> SET TASK: Output each entry verbatim and exclude every picture from it.

════════════════════

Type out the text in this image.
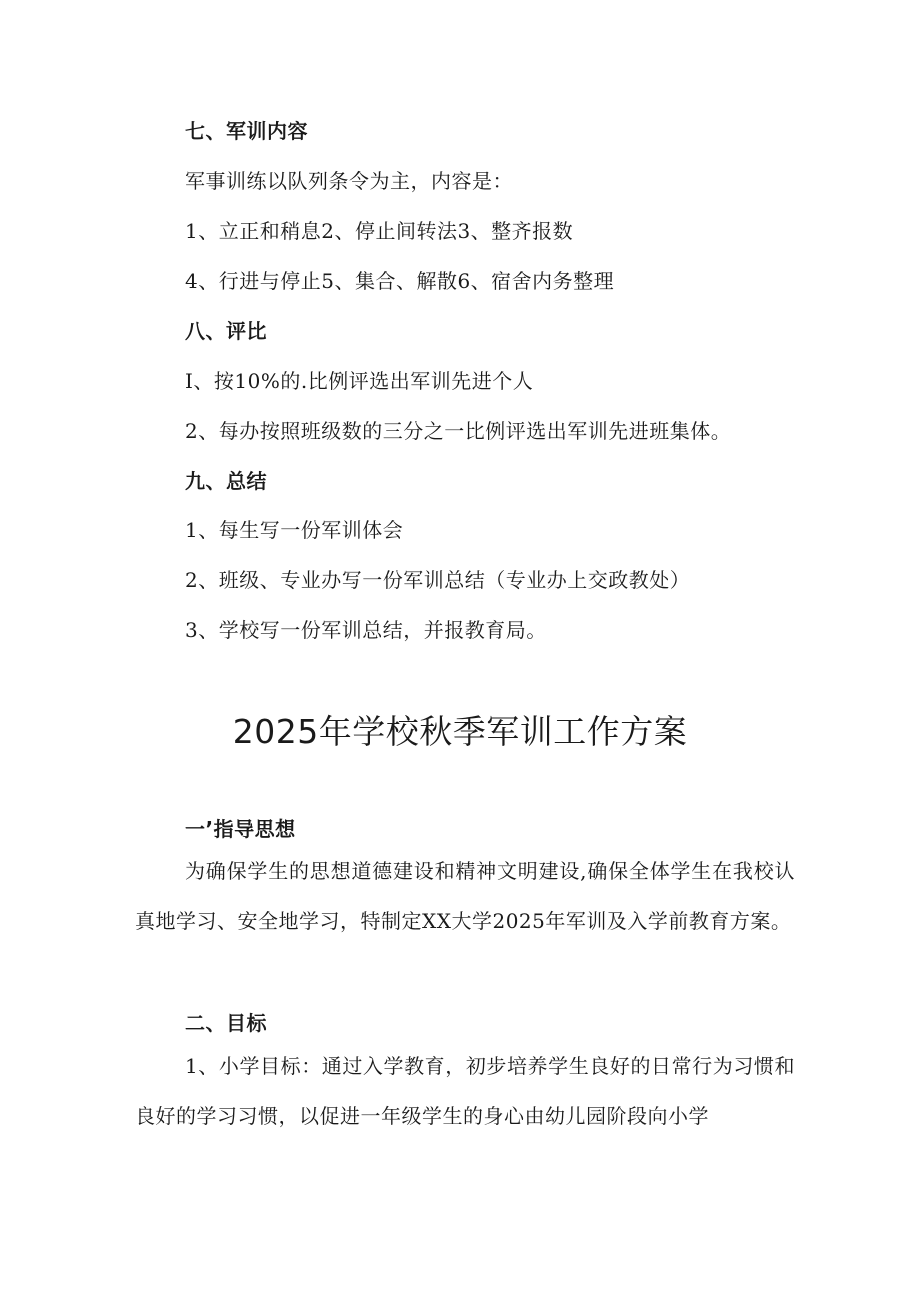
七、军训内容
军事训练以队列条令为主，内容是：
1、立正和稍息2、停止间转法3、整齐报数
4、行进与停止5、集合、解散6、宿舍内务整理
八、评比
Ⅰ、按10%的.比例评选出军训先进个人
2、每办按照班级数的三分之一比例评选出军训先进班集体。
九、总结
1、每生写一份军训体会
2、班级、专业办写一份军训总结（专业办上交政教处）
3、学校写一份军训总结，并报教育局。
2025年学校秋季军训工作方案
一’指导思想
为确保学生的思想道德建设和精神文明建设,确保全体学生在我校认真地学习、安全地学习，特制定XX大学2025年军训及入学前教育方案。
二、目标
1、小学目标：通过入学教育，初步培养学生良好的日常行为习惯和良好的学习习惯，以促进一年级学生的身心由幼儿园阶段向小学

════════════════════

> COMPLETED EXERCISE:
Type out the text in this image.
七、军训内容
军事训练以队列条令为主，内容是：
1、立正和稍息2、停止间转法3、整齐报数
4、行进与停止5、集合、解散6、宿舍内务整理
八、评比
Ⅰ、按10%的.比例评选出军训先进个人
2、每办按照班级数的三分之一比例评选出军训先进班集体。
九、总结
1、每生写一份军训体会
2、班级、专业办写一份军训总结（专业办上交政教处）
3、学校写一份军训总结，并报教育局。
2025年学校秋季军训工作方案
一’指导思想
为确保学生的思想道德建设和精神文明建设,确保全体学生在我校认真地学习、安全地学习，特制定XX大学2025年军训及入学前教育方案。
二、目标
1、小学目标：通过入学教育，初步培养学生良好的日常行为习惯和良好的学习习惯，以促进一年级学生的身心由幼儿园阶段向小学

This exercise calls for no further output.